**Records for the task:**
□ □ □ □

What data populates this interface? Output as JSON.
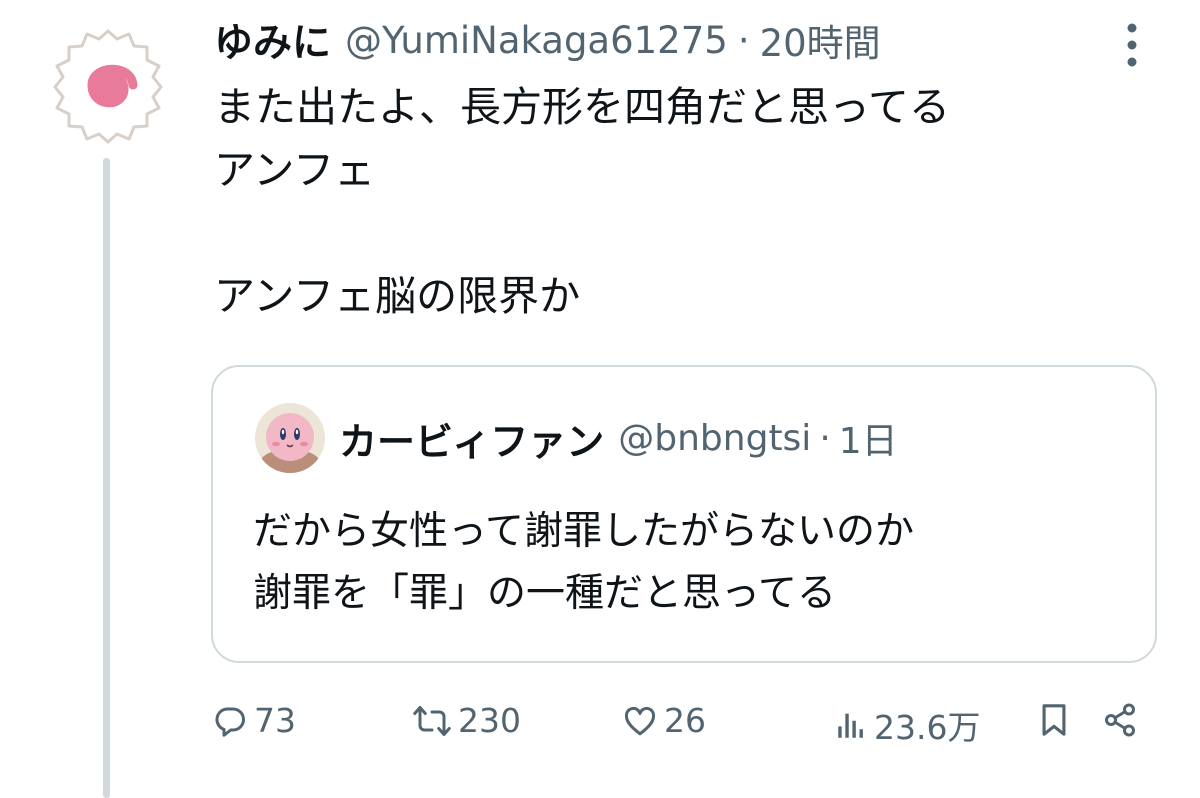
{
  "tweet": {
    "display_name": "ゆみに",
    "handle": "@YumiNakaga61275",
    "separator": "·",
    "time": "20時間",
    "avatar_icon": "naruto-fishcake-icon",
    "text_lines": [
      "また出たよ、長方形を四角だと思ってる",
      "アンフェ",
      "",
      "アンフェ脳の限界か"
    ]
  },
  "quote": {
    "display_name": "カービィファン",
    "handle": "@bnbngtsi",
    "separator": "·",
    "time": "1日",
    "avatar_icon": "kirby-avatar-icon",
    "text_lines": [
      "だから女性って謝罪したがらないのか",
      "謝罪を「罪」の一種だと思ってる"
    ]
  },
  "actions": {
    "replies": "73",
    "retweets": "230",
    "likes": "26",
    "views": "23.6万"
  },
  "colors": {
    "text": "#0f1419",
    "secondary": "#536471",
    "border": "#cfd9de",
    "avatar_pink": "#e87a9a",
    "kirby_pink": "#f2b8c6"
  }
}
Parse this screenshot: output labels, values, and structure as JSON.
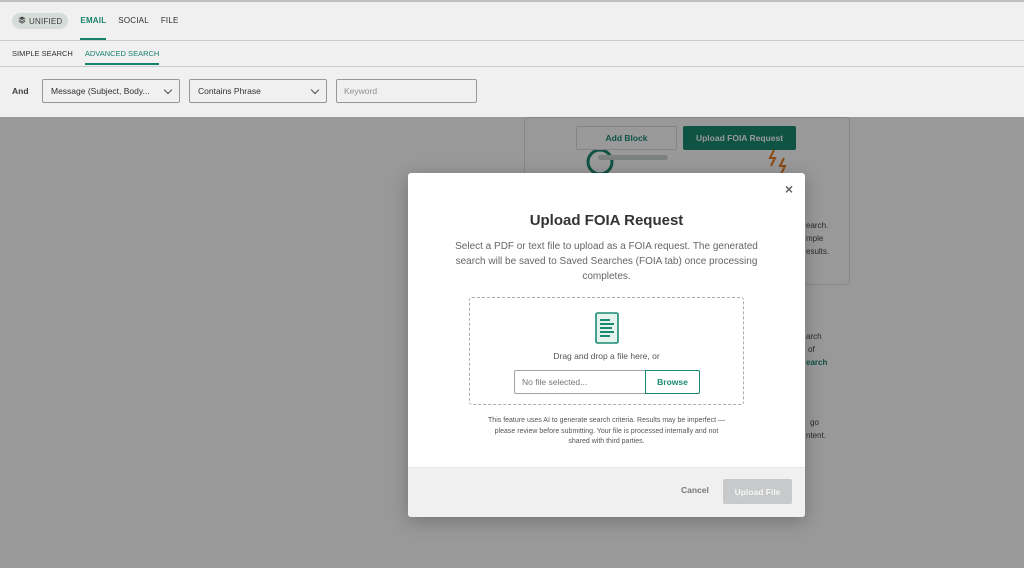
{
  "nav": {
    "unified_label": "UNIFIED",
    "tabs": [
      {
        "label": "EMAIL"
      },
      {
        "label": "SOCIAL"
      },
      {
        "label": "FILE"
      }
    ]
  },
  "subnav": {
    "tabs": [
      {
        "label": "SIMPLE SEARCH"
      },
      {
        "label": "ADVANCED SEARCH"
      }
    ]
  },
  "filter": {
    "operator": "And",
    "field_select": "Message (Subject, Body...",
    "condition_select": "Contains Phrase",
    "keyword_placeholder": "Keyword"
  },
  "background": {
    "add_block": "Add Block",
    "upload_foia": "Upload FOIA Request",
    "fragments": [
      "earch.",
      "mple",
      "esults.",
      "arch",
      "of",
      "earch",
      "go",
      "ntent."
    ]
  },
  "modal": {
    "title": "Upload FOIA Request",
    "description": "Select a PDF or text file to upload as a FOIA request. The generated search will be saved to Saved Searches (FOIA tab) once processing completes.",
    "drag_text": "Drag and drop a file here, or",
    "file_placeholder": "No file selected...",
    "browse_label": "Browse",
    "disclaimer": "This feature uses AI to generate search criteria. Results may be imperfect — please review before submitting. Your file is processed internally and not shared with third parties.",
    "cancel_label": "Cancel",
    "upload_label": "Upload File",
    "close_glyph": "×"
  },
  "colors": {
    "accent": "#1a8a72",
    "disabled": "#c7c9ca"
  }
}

□ □ □ □

**To do:** Transcribe the preceding listing in its entirety and with exact wording, leaving out pictures.

**Written response:**
What data populates this interface? Output as JSON.
{
  "tweet": {
    "display_name": "ゆみに",
    "handle": "@YumiNakaga61275",
    "separator": "·",
    "time": "20時間",
    "avatar_icon": "naruto-fishcake-icon",
    "text_lines": [
      "また出たよ、長方形を四角だと思ってる",
      "アンフェ",
      "",
      "アンフェ脳の限界か"
    ]
  },
  "quote": {
    "display_name": "カービィファン",
    "handle": "@bnbngtsi",
    "separator": "·",
    "time": "1日",
    "avatar_icon": "kirby-avatar-icon",
    "text_lines": [
      "だから女性って謝罪したがらないのか",
      "謝罪を「罪」の一種だと思ってる"
    ]
  },
  "actions": {
    "replies": "73",
    "retweets": "230",
    "likes": "26",
    "views": "23.6万"
  },
  "colors": {
    "text": "#0f1419",
    "secondary": "#536471",
    "border": "#cfd9de",
    "avatar_pink": "#e87a9a",
    "kirby_pink": "#f2b8c6"
  }
}
Parse this screenshot: output labels, values, and structure as JSON.
{
  "nav": {
    "unified_label": "UNIFIED",
    "tabs": [
      {
        "label": "EMAIL"
      },
      {
        "label": "SOCIAL"
      },
      {
        "label": "FILE"
      }
    ]
  },
  "subnav": {
    "tabs": [
      {
        "label": "SIMPLE SEARCH"
      },
      {
        "label": "ADVANCED SEARCH"
      }
    ]
  },
  "filter": {
    "operator": "And",
    "field_select": "Message (Subject, Body...",
    "condition_select": "Contains Phrase",
    "keyword_placeholder": "Keyword"
  },
  "background": {
    "add_block": "Add Block",
    "upload_foia": "Upload FOIA Request",
    "fragments": [
      "earch.",
      "mple",
      "esults.",
      "arch",
      "of",
      "earch",
      "go",
      "ntent."
    ]
  },
  "modal": {
    "title": "Upload FOIA Request",
    "description": "Select a PDF or text file to upload as a FOIA request. The generated search will be saved to Saved Searches (FOIA tab) once processing completes.",
    "drag_text": "Drag and drop a file here, or",
    "file_placeholder": "No file selected...",
    "browse_label": "Browse",
    "disclaimer": "This feature uses AI to generate search criteria. Results may be imperfect — please review before submitting. Your file is processed internally and not shared with third parties.",
    "cancel_label": "Cancel",
    "upload_label": "Upload File",
    "close_glyph": "×"
  },
  "colors": {
    "accent": "#1a8a72",
    "disabled": "#c7c9ca"
  }
}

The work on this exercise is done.